THE EXERCISE: Write out every entry, unchanged. Skip any picture.

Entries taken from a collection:

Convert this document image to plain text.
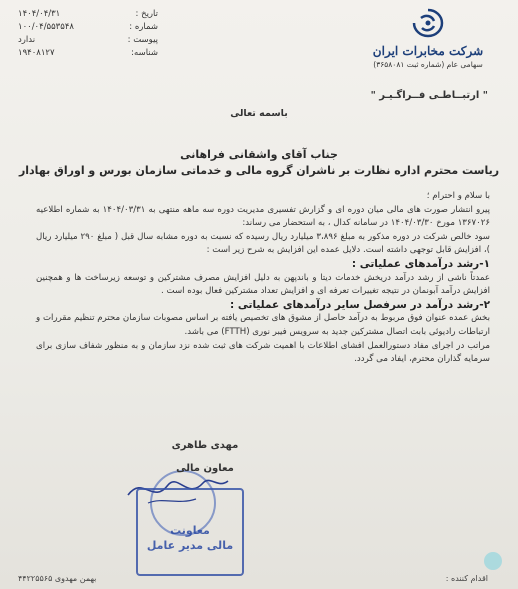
تاریخ :
۱۴۰۴/۰۴/۳۱
شماره :
۱۰۰/۰۴/۵۵۳۵۴۸
پیوست :
ندارد
شناسه:
۱۹۴۰۸۱۲۷	شرکت مخابرات ایران
سهامی عام (شماره ثبت ۳۶۵۸۰۸۱)
" ارتبــاطـی فــراگـیـر "
باسمه تعالی
جناب آقای واشقانی فراهانی
ریاست محترم اداره نظارت بر ناشران گروه مالی و خدماتی سازمان بورس و اوراق بهادار

با سلام و احترام ؛

پیرو انتشار صورت های مالی میان دوره ای و گزارش تفسیری مدیریت دوره سه ماهه منتهی به ۱۴۰۴/۰۳/۳۱ به شماره اطلاعیه ۱۳۶۷۰۲۶ مورخ ۱۴۰۴/۰۳/۳۰ در سامانه کدال ، به استحضار می رساند:

سود خالص شرکت در دوره مذکور به مبلغ ۳،۸۹۶ میلیارد ریال رسیده که نسبت به دوره مشابه سال قبل ( مبلغ ۲۹۰ میلیارد ریال )، افزایش قابل توجهی داشته است. دلایل عمده این افزایش به شرح زیر است :

۱-رشد درآمدهای عملیاتی :

عمدتاً ناشی از رشد درآمد دریخش خدمات دیتا و باندپهن به دلیل افزایش مصرف مشترکین و توسعه زیرساخت ها و همچنین افزایش درآمد آبونمان در نتیجه تغییرات تعرفه ای و افزایش تعداد مشترکین فعال بوده است .

۲-رشد درآمد در سرفصل سایر درآمدهای عملیاتی :

بخش عمده عنوان فوق مربوط به درآمد حاصل از مشوق های تخصیص یافته بر اساس مصوبات سازمان محترم تنظیم مقررات و ارتباطات رادیوئی بابت اتصال مشترکین جدید به سرویس فیبر نوری (FTTH) می باشد.

مراتب در اجرای مفاد دستورالعمل افشای اطلاعات با اهمیت شرکت های ثبت شده نزد سازمان و به منظور شفاف سازی برای سرمایه گذاران محترم، ایفاد می گردد.

مهدی طاهری
معاون مالی
معاونت
مالی مدیر عامل
اقدام کننده :
بهمن مهدوی ۴۴۲۲۵۵۶۵
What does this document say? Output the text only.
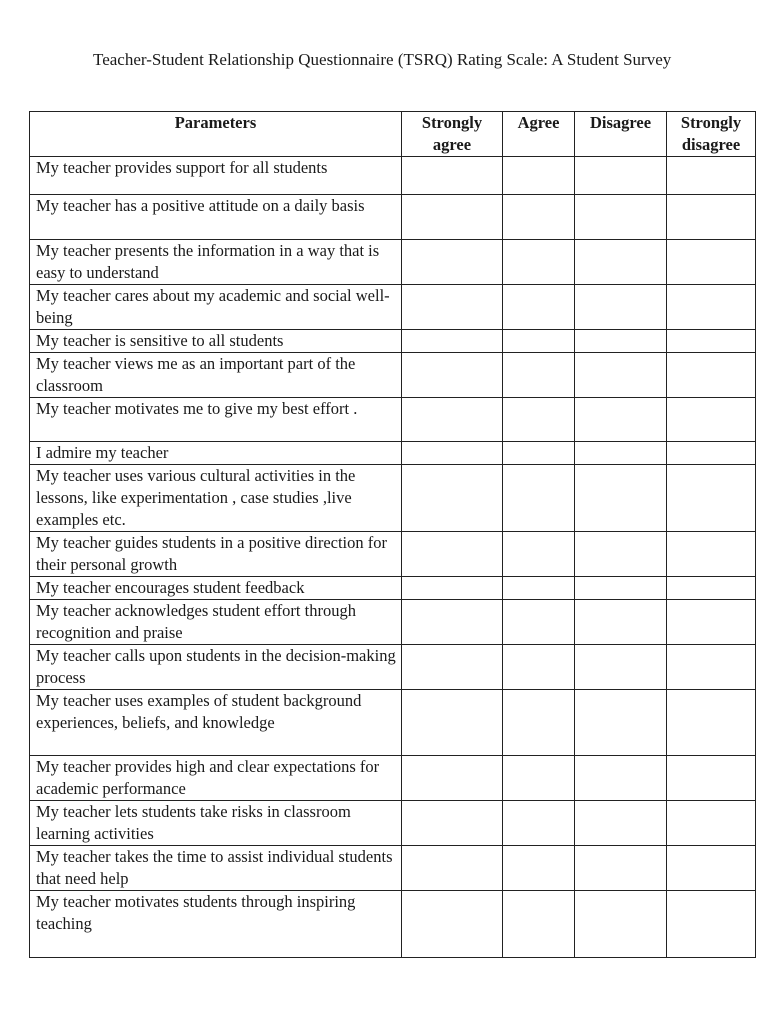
Teacher-Student Relationship Questionnaire (TSRQ) Rating Scale: A Student Survey
Parameters	Strongly agree	Agree	Disagree	Strongly disagree
My teacher provides support for all students				
My teacher has a positive attitude on a daily basis				
My teacher presents the information in a way that is easy to understand				
My teacher cares about my academic and social well-being				
My teacher is sensitive to all students				
My teacher views me as an important part of the classroom				
My teacher motivates me to give my best effort .				
I admire my teacher				
My teacher uses various cultural activities in the lessons, like experimentation , case studies ,live examples etc.				
My teacher guides students in a positive direction for their personal growth				
My teacher encourages student feedback				
My teacher acknowledges student effort through recognition and praise				
My teacher calls upon students in the decision-making process				
My teacher uses examples of student background experiences, beliefs, and knowledge				
My teacher provides high and clear expectations for academic performance				
My teacher lets students take risks in classroom learning activities				
My teacher takes the time to assist individual students that need help				
My teacher motivates students through inspiring teaching				
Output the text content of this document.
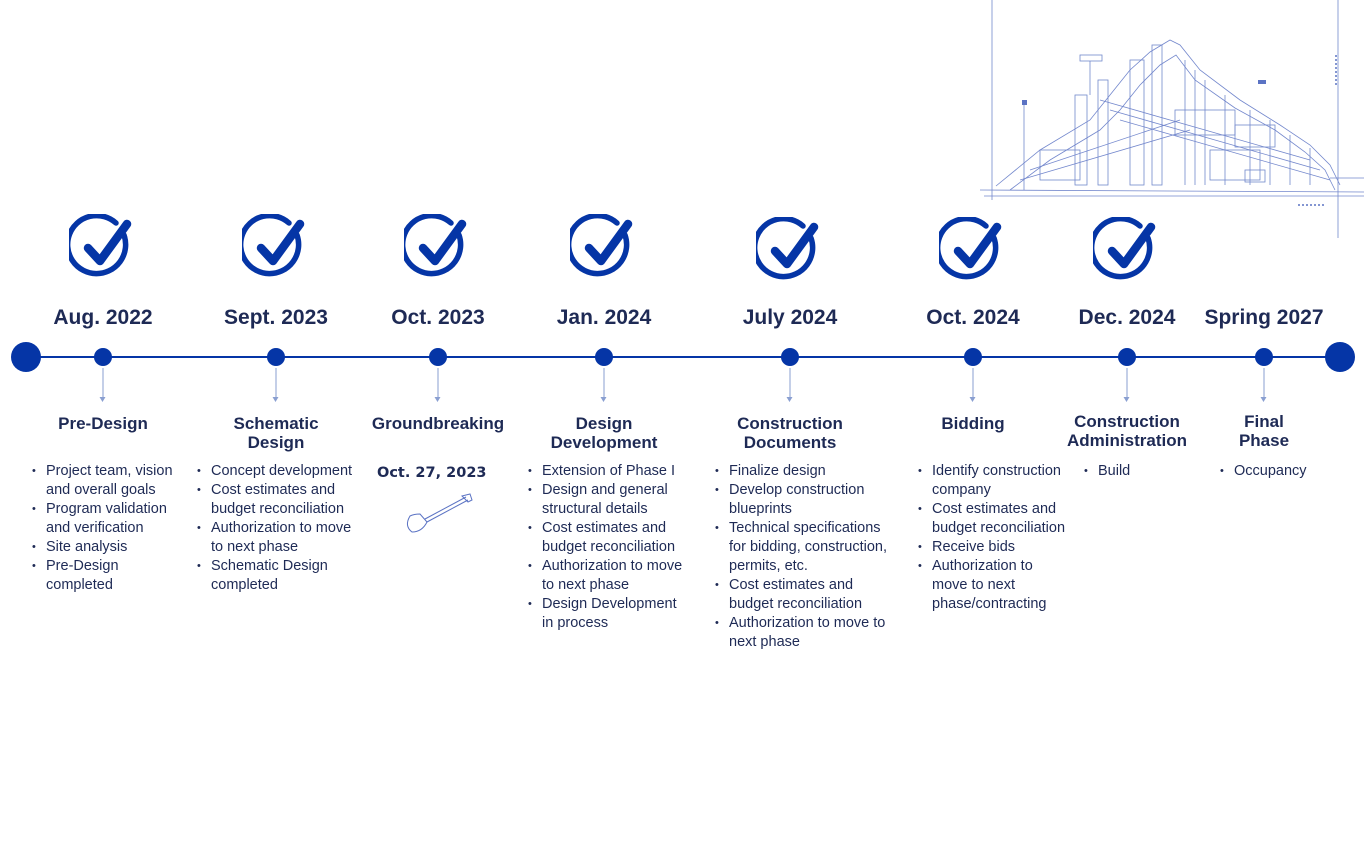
Aug. 2022
Pre-Design
• Project team, vision
and overall goals
• Program validation
and verification
• Site analysis
• Pre-Design
completed
Sept. 2023
Schematic
Design
• Concept development
• Cost estimates and
budget reconciliation
• Authorization to move
to next phase
• Schematic Design
completed
Oct. 2023
Groundbreaking
Oct. 27, 2023
Jan. 2024
Design
Development
• Extension of Phase I
• Design and general
structural details
• Cost estimates and
budget reconciliation
• Authorization to move
to next phase
• Design Development
in process
July 2024
Construction
Documents
• Finalize design
• Develop construction
blueprints
• Technical specifications
for bidding, construction,
permits, etc.
• Cost estimates and
budget reconciliation
• Authorization to move to
next phase
Oct. 2024
Bidding
• Identify construction
company
• Cost estimates and
budget reconciliation
• Receive bids
• Authorization to
move to next
phase/contracting
Dec. 2024
Construction
Administration
• Build
Spring 2027
Final
Phase
• Occupancy
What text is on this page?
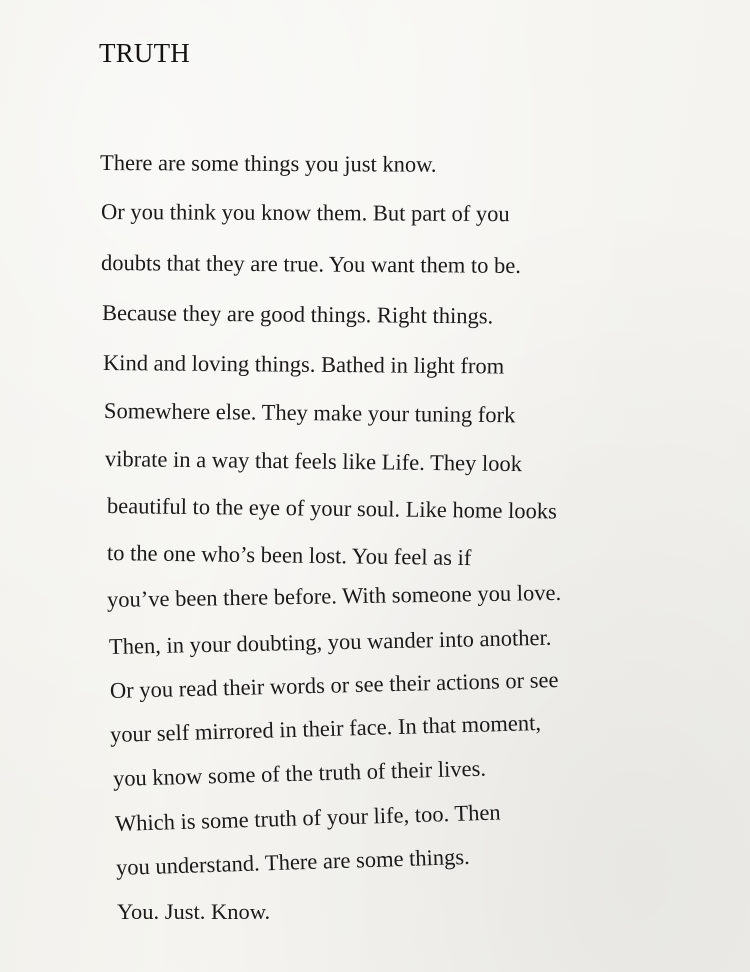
TRUTH
There are some things you just know.
Or you think you know them. But part of you
doubts that they are true. You want them to be.
Because they are good things. Right things.
Kind and loving things. Bathed in light from
Somewhere else. They make your tuning fork
vibrate in a way that feels like Life. They look
beautiful to the eye of your soul. Like home looks
to the one who’s been lost. You feel as if
you’ve been there before. With someone you love.
Then, in your doubting, you wander into another.
Or you read their words or see their actions or see
your self mirrored in their face. In that moment,
you know some of the truth of their lives.
Which is some truth of your life, too. Then
you understand. There are some things.
You. Just. Know.
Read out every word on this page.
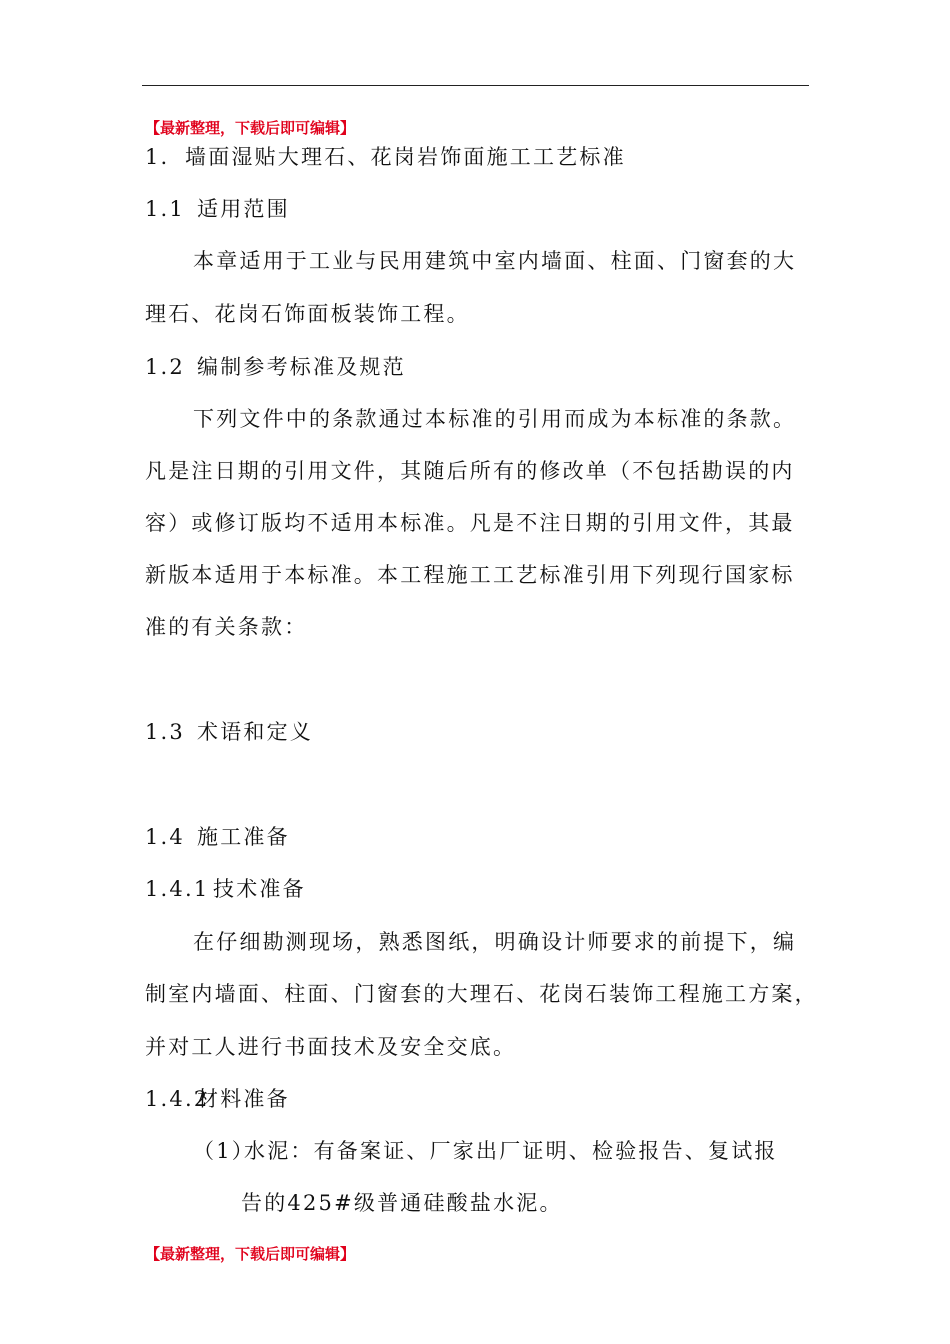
【最新整理，下载后即可编辑】
1. 墙面湿贴大理石、花岗岩饰面施工工艺标准
1.1 适用范围
本章适用于工业与民用建筑中室内墙面、柱面、门窗套的大
理石、花岗石饰面板装饰工程。
1.2 编制参考标准及规范
下列文件中的条款通过本标准的引用而成为本标准的条款。
凡是注日期的引用文件，其随后所有的修改单（不包括勘误的内
容）或修订版均不适用本标准。凡是不注日期的引用文件，其最
新版本适用于本标准。本工程施工工艺标准引用下列现行国家标
准的有关条款：
1.3 术语和定义
1.4 施工准备
1.4.1 技术准备
在仔细勘测现场，熟悉图纸，明确设计师要求的前提下，编
制室内墙面、柱面、门窗套的大理石、花岗石装饰工程施工方案，
并对工人进行书面技术及安全交底。
1.4.2材料准备
（1）
水泥：有备案证、厂家出厂证明、检验报告、复试报
告的425#级普通硅酸盐水泥。
【最新整理，下载后即可编辑】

OUTPUT FOR THIS EXERCISE:
Convert this document image to plain text.
تاریخ :
۱۴۰۴/۰۴/۳۱
شماره :
۱۰۰/۰۴/۵۵۳۵۴۸
پیوست :
ندارد
شناسه:
۱۹۴۰۸۱۲۷	شرکت مخابرات ایران
سهامی عام (شماره ثبت ۳۶۵۸۰۸۱)
" ارتبــاطـی فــراگـیـر "
باسمه تعالی
جناب آقای واشقانی فراهانی
ریاست محترم اداره نظارت بر ناشران گروه مالی و خدماتی سازمان بورس و اوراق بهادار

با سلام و احترام ؛

پیرو انتشار صورت های مالی میان دوره ای و گزارش تفسیری مدیریت دوره سه ماهه منتهی به ۱۴۰۴/۰۳/۳۱ به شماره اطلاعیه ۱۳۶۷۰۲۶ مورخ ۱۴۰۴/۰۳/۳۰ در سامانه کدال ، به استحضار می رساند:

سود خالص شرکت در دوره مذکور به مبلغ ۳،۸۹۶ میلیارد ریال رسیده که نسبت به دوره مشابه سال قبل ( مبلغ ۲۹۰ میلیارد ریال )، افزایش قابل توجهی داشته است. دلایل عمده این افزایش به شرح زیر است :

۱-رشد درآمدهای عملیاتی :

عمدتاً ناشی از رشد درآمد دریخش خدمات دیتا و باندپهن به دلیل افزایش مصرف مشترکین و توسعه زیرساخت ها و همچنین افزایش درآمد آبونمان در نتیجه تغییرات تعرفه ای و افزایش تعداد مشترکین فعال بوده است .

۲-رشد درآمد در سرفصل سایر درآمدهای عملیاتی :

بخش عمده عنوان فوق مربوط به درآمد حاصل از مشوق های تخصیص یافته بر اساس مصوبات سازمان محترم تنظیم مقررات و ارتباطات رادیوئی بابت اتصال مشترکین جدید به سرویس فیبر نوری (FTTH) می باشد.

مراتب در اجرای مفاد دستورالعمل افشای اطلاعات با اهمیت شرکت های ثبت شده نزد سازمان و به منظور شفاف سازی برای سرمایه گذاران محترم، ایفاد می گردد.

مهدی طاهری
معاون مالی
معاونت
مالی مدیر عامل
اقدام کننده :
بهمن مهدوی ۴۴۲۲۵۵۶۵
What does this document say? Output the text only.
Teacher-Student Relationship Questionnaire (TSRQ) Rating Scale: A Student Survey
Parameters	Strongly agree	Agree	Disagree	Strongly disagree
My teacher provides support for all students				
My teacher has a positive attitude on a daily basis				
My teacher presents the information in a way that is easy to understand				
My teacher cares about my academic and social well-being				
My teacher is sensitive to all students				
My teacher views me as an important part of the classroom				
My teacher motivates me to give my best effort .				
I admire my teacher				
My teacher uses various cultural activities in the lessons, like experimentation , case studies ,live examples etc.				
My teacher guides students in a positive direction for their personal growth				
My teacher encourages student feedback				
My teacher acknowledges student effort through recognition and praise				
My teacher calls upon students in the decision-making process				
My teacher uses examples of student background experiences, beliefs, and knowledge				
My teacher provides high and clear expectations for academic performance				
My teacher lets students take risks in classroom learning activities				
My teacher takes the time to assist individual students that need help				
My teacher motivates students through inspiring teaching				
Output the text content of this document.
Aug. 2022
Pre-Design
• Project team, vision
and overall goals
• Program validation
and verification
• Site analysis
• Pre-Design
completed
Sept. 2023
Schematic
Design
• Concept development
• Cost estimates and
budget reconciliation
• Authorization to move
to next phase
• Schematic Design
completed
Oct. 2023
Groundbreaking
Oct. 27, 2023
Jan. 2024
Design
Development
• Extension of Phase I
• Design and general
structural details
• Cost estimates and
budget reconciliation
• Authorization to move
to next phase
• Design Development
in process
July 2024
Construction
Documents
• Finalize design
• Develop construction
blueprints
• Technical specifications
for bidding, construction,
permits, etc.
• Cost estimates and
budget reconciliation
• Authorization to move to
next phase
Oct. 2024
Bidding
• Identify construction
company
• Cost estimates and
budget reconciliation
• Receive bids
• Authorization to
move to next
phase/contracting
Dec. 2024
Construction
Administration
• Build
Spring 2027
Final
Phase
• Occupancy
What text is on this page?
TRUTH
There are some things you just know.
Or you think you know them. But part of you
doubts that they are true. You want them to be.
Because they are good things. Right things.
Kind and loving things. Bathed in light from
Somewhere else. They make your tuning fork
vibrate in a way that feels like Life. They look
beautiful to the eye of your soul. Like home looks
to the one who’s been lost. You feel as if
you’ve been there before. With someone you love.
Then, in your doubting, you wander into another.
Or you read their words or see their actions or see
your self mirrored in their face. In that moment,
you know some of the truth of their lives.
Which is some truth of your life, too. Then
you understand. There are some things.
You. Just. Know.
Read out every word on this page.
【最新整理，下载后即可编辑】
1. 墙面湿贴大理石、花岗岩饰面施工工艺标准
1.1 适用范围
本章适用于工业与民用建筑中室内墙面、柱面、门窗套的大
理石、花岗石饰面板装饰工程。
1.2 编制参考标准及规范
下列文件中的条款通过本标准的引用而成为本标准的条款。
凡是注日期的引用文件，其随后所有的修改单（不包括勘误的内
容）或修订版均不适用本标准。凡是不注日期的引用文件，其最
新版本适用于本标准。本工程施工工艺标准引用下列现行国家标
准的有关条款：
1.3 术语和定义
1.4 施工准备
1.4.1 技术准备
在仔细勘测现场，熟悉图纸，明确设计师要求的前提下，编
制室内墙面、柱面、门窗套的大理石、花岗石装饰工程施工方案，
并对工人进行书面技术及安全交底。
1.4.2材料准备
（1）
水泥：有备案证、厂家出厂证明、检验报告、复试报
告的425#级普通硅酸盐水泥。
【最新整理，下载后即可编辑】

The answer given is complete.